>> start EXTRACTED ENTRIES

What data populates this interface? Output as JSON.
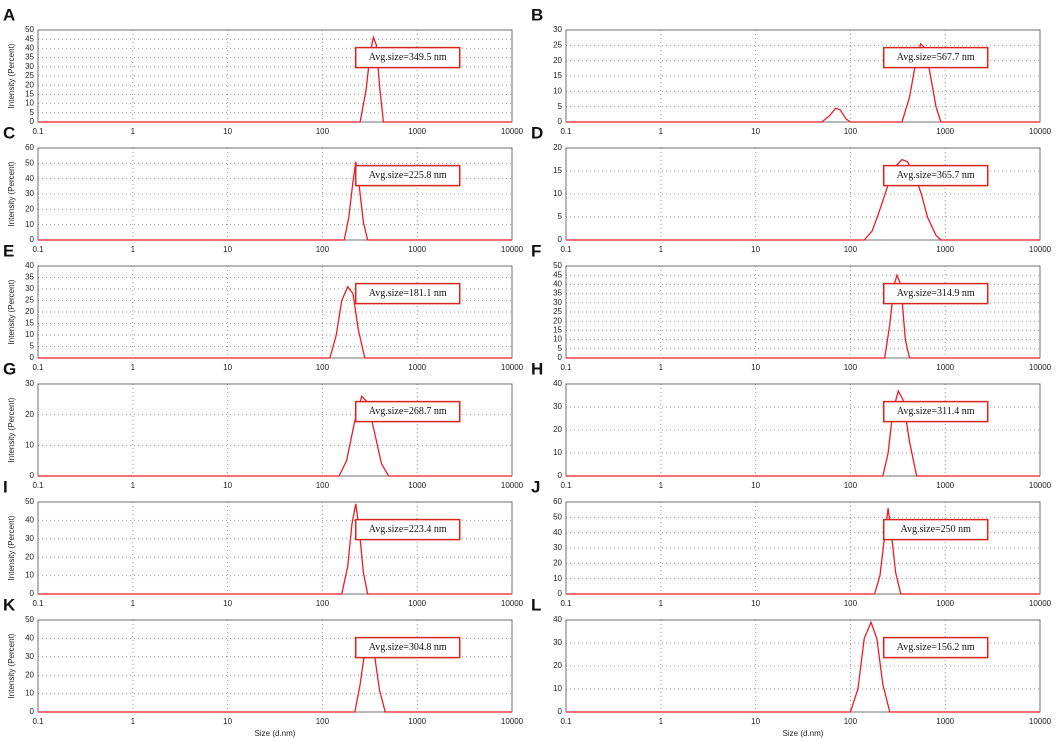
{
  "chart_data": [
    {
      "type": "line",
      "panel": "A",
      "ylabel": "Intensity (Percent)",
      "annotation": "Avg.size=349.5 nm",
      "log_x": true,
      "grid": true,
      "xlim": [
        0.1,
        10000
      ],
      "xticks": [
        0.1,
        1,
        10,
        100,
        1000,
        10000
      ],
      "ylim": [
        0,
        50
      ],
      "yticks": [
        0,
        5,
        10,
        15,
        20,
        25,
        30,
        35,
        40,
        45,
        50
      ],
      "x": [
        0.1,
        250,
        290,
        320,
        345,
        370,
        400,
        440,
        10000
      ],
      "series": [
        {
          "color": "#ee1c25",
          "values": [
            0,
            0,
            18,
            38,
            46,
            42,
            20,
            0,
            0
          ]
        }
      ]
    },
    {
      "type": "line",
      "panel": "B",
      "annotation": "Avg.size=567.7 nm",
      "log_x": true,
      "grid": true,
      "xlim": [
        0.1,
        10000
      ],
      "xticks": [
        0.1,
        1,
        10,
        100,
        1000,
        10000
      ],
      "ylim": [
        0,
        30
      ],
      "yticks": [
        0,
        5,
        10,
        15,
        20,
        25,
        30
      ],
      "x": [
        0.1,
        50,
        60,
        70,
        78,
        90,
        100,
        350,
        420,
        480,
        550,
        620,
        700,
        800,
        900,
        10000
      ],
      "series": [
        {
          "color": "#ee1c25",
          "values": [
            0,
            0,
            2,
            4.5,
            4,
            1,
            0,
            0,
            8,
            18,
            25.5,
            24,
            15,
            5,
            0,
            0
          ]
        }
      ]
    },
    {
      "type": "line",
      "panel": "C",
      "ylabel": "Intensity (Percent)",
      "annotation": "Avg.size=225.8 nm",
      "log_x": true,
      "grid": true,
      "xlim": [
        0.1,
        10000
      ],
      "xticks": [
        0.1,
        1,
        10,
        100,
        1000,
        10000
      ],
      "ylim": [
        0,
        60
      ],
      "yticks": [
        0,
        10,
        20,
        30,
        40,
        50,
        60
      ],
      "x": [
        0.1,
        170,
        190,
        210,
        225,
        245,
        270,
        300,
        10000
      ],
      "series": [
        {
          "color": "#ee1c25",
          "values": [
            0,
            0,
            15,
            38,
            51,
            35,
            12,
            0,
            0
          ]
        }
      ]
    },
    {
      "type": "line",
      "panel": "D",
      "annotation": "Avg.size=365.7 nm",
      "log_x": true,
      "grid": true,
      "xlim": [
        0.1,
        10000
      ],
      "xticks": [
        0.1,
        1,
        10,
        100,
        1000,
        10000
      ],
      "ylim": [
        0,
        20
      ],
      "yticks": [
        0,
        5,
        10,
        15,
        20
      ],
      "x": [
        0.1,
        140,
        170,
        200,
        250,
        300,
        350,
        400,
        480,
        560,
        650,
        800,
        900,
        10000
      ],
      "series": [
        {
          "color": "#ee1c25",
          "values": [
            0,
            0,
            2,
            6,
            12,
            16,
            17.5,
            17,
            14,
            10,
            5,
            1,
            0,
            0
          ]
        }
      ]
    },
    {
      "type": "line",
      "panel": "E",
      "ylabel": "Intensity (Percent)",
      "annotation": "Avg.size=181.1 nm",
      "log_x": true,
      "grid": true,
      "xlim": [
        0.1,
        10000
      ],
      "xticks": [
        0.1,
        1,
        10,
        100,
        1000,
        10000
      ],
      "ylim": [
        0,
        40
      ],
      "yticks": [
        0,
        5,
        10,
        15,
        20,
        25,
        30,
        35,
        40
      ],
      "x": [
        0.1,
        120,
        140,
        160,
        185,
        210,
        240,
        280,
        10000
      ],
      "series": [
        {
          "color": "#ee1c25",
          "values": [
            0,
            0,
            10,
            25,
            31,
            28,
            12,
            0,
            0
          ]
        }
      ]
    },
    {
      "type": "line",
      "panel": "F",
      "annotation": "Avg.size=314.9 nm",
      "log_x": true,
      "grid": true,
      "xlim": [
        0.1,
        10000
      ],
      "xticks": [
        0.1,
        1,
        10,
        100,
        1000,
        10000
      ],
      "ylim": [
        0,
        50
      ],
      "yticks": [
        0,
        5,
        10,
        15,
        20,
        25,
        30,
        35,
        40,
        45,
        50
      ],
      "x": [
        0.1,
        230,
        260,
        290,
        310,
        340,
        380,
        420,
        10000
      ],
      "series": [
        {
          "color": "#ee1c25",
          "values": [
            0,
            0,
            18,
            40,
            45,
            40,
            10,
            0,
            0
          ]
        }
      ]
    },
    {
      "type": "line",
      "panel": "G",
      "ylabel": "Intensity (Percent)",
      "annotation": "Avg.size=268.7 nm",
      "log_x": true,
      "grid": true,
      "xlim": [
        0.1,
        10000
      ],
      "xticks": [
        0.1,
        1,
        10,
        100,
        1000,
        10000
      ],
      "ylim": [
        0,
        30
      ],
      "yticks": [
        0,
        10,
        20,
        30
      ],
      "x": [
        0.1,
        150,
        180,
        220,
        260,
        300,
        350,
        420,
        500,
        10000
      ],
      "series": [
        {
          "color": "#ee1c25",
          "values": [
            0,
            0,
            5,
            18,
            26,
            24,
            15,
            4,
            0,
            0
          ]
        }
      ]
    },
    {
      "type": "line",
      "panel": "H",
      "annotation": "Avg.size=311.4 nm",
      "log_x": true,
      "grid": true,
      "xlim": [
        0.1,
        10000
      ],
      "xticks": [
        0.1,
        1,
        10,
        100,
        1000,
        10000
      ],
      "ylim": [
        0,
        40
      ],
      "yticks": [
        0,
        10,
        20,
        30,
        40
      ],
      "x": [
        0.1,
        220,
        250,
        280,
        320,
        360,
        420,
        500,
        10000
      ],
      "series": [
        {
          "color": "#ee1c25",
          "values": [
            0,
            0,
            10,
            28,
            37,
            33,
            15,
            0,
            0
          ]
        }
      ]
    },
    {
      "type": "line",
      "panel": "I",
      "ylabel": "Intensity (Percent)",
      "annotation": "Avg.size=223.4 nm",
      "log_x": true,
      "grid": true,
      "xlim": [
        0.1,
        10000
      ],
      "xticks": [
        0.1,
        1,
        10,
        100,
        1000,
        10000
      ],
      "ylim": [
        0,
        50
      ],
      "yticks": [
        0,
        10,
        20,
        30,
        40,
        50
      ],
      "x": [
        0.1,
        160,
        185,
        205,
        225,
        245,
        270,
        300,
        10000
      ],
      "series": [
        {
          "color": "#ee1c25",
          "values": [
            0,
            0,
            15,
            38,
            49,
            35,
            12,
            0,
            0
          ]
        }
      ]
    },
    {
      "type": "line",
      "panel": "J",
      "annotation": "Avg.size=250 nm",
      "log_x": true,
      "grid": true,
      "xlim": [
        0.1,
        10000
      ],
      "xticks": [
        0.1,
        1,
        10,
        100,
        1000,
        10000
      ],
      "ylim": [
        0,
        60
      ],
      "yticks": [
        0,
        10,
        20,
        30,
        40,
        50,
        60
      ],
      "x": [
        0.1,
        180,
        205,
        230,
        250,
        270,
        300,
        340,
        10000
      ],
      "series": [
        {
          "color": "#ee1c25",
          "values": [
            0,
            0,
            12,
            38,
            56,
            40,
            14,
            0,
            0
          ]
        }
      ]
    },
    {
      "type": "line",
      "panel": "K",
      "ylabel": "Intensity (Percent)",
      "xlabel": "Size (d.nm)",
      "annotation": "Avg.size=304.8 nm",
      "log_x": true,
      "grid": true,
      "xlim": [
        0.1,
        10000
      ],
      "xticks": [
        0.1,
        1,
        10,
        100,
        1000,
        10000
      ],
      "ylim": [
        0,
        50
      ],
      "yticks": [
        0,
        10,
        20,
        30,
        40,
        50
      ],
      "x": [
        0.1,
        220,
        250,
        280,
        310,
        350,
        400,
        460,
        10000
      ],
      "series": [
        {
          "color": "#ee1c25",
          "values": [
            0,
            0,
            15,
            33,
            40,
            33,
            12,
            0,
            0
          ]
        }
      ]
    },
    {
      "type": "line",
      "panel": "L",
      "xlabel": "Size (d.nm)",
      "annotation": "Avg.size=156.2 nm",
      "log_x": true,
      "grid": true,
      "xlim": [
        0.1,
        10000
      ],
      "xticks": [
        0.1,
        1,
        10,
        100,
        1000,
        10000
      ],
      "ylim": [
        0,
        40
      ],
      "yticks": [
        0,
        10,
        20,
        30,
        40
      ],
      "x": [
        0.1,
        100,
        120,
        140,
        165,
        190,
        220,
        260,
        10000
      ],
      "series": [
        {
          "color": "#ee1c25",
          "values": [
            0,
            0,
            10,
            32,
            39,
            32,
            12,
            0,
            0
          ]
        }
      ]
    }
  ]
}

>> end EXTRACTED ENTRIES

▸ WHAT YOU SHOULD DO: Tell how many lines in the material contain the word "annotation". Only the number is wanted.

▸ WORKED SOLUTION: 12